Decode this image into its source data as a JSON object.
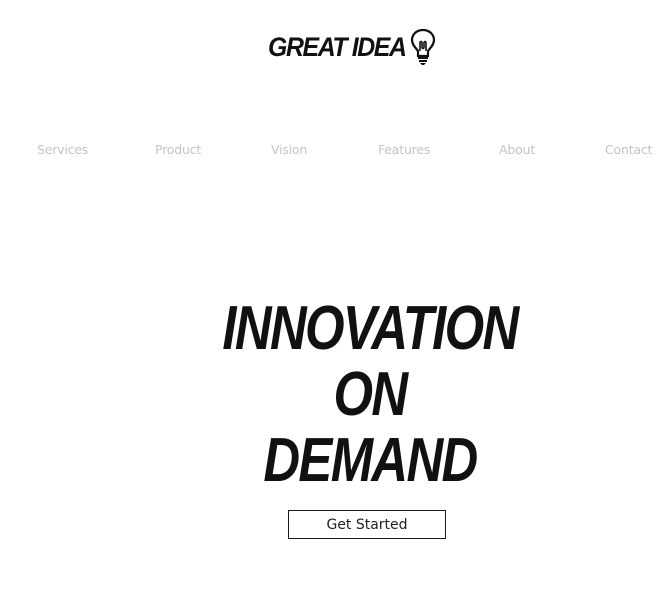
{
  "header": {
    "logo_text": "GREAT IDEA",
    "logo_icon": "lightbulb-icon"
  },
  "nav": {
    "items": [
      {
        "label": "Services"
      },
      {
        "label": "Product"
      },
      {
        "label": "Vision"
      },
      {
        "label": "Features"
      },
      {
        "label": "About"
      },
      {
        "label": "Contact"
      }
    ]
  },
  "hero": {
    "lines": [
      "INNOVATION",
      "ON",
      "DEMAND"
    ],
    "cta_label": "Get Started"
  },
  "colors": {
    "text": "#111111",
    "nav_text": "#c4c4c4",
    "background": "#ffffff"
  }
}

TASK OBJECTIVE ▸
Without the pictures, print the whole listing exactly as given.

TASK RESULT ▸
Decode this image into its source data as a JSON object.
{
  "header": {
    "logo_text": "GREAT IDEA",
    "logo_icon": "lightbulb-icon"
  },
  "nav": {
    "items": [
      {
        "label": "Services"
      },
      {
        "label": "Product"
      },
      {
        "label": "Vision"
      },
      {
        "label": "Features"
      },
      {
        "label": "About"
      },
      {
        "label": "Contact"
      }
    ]
  },
  "hero": {
    "lines": [
      "INNOVATION",
      "ON",
      "DEMAND"
    ],
    "cta_label": "Get Started"
  },
  "colors": {
    "text": "#111111",
    "nav_text": "#c4c4c4",
    "background": "#ffffff"
  }
}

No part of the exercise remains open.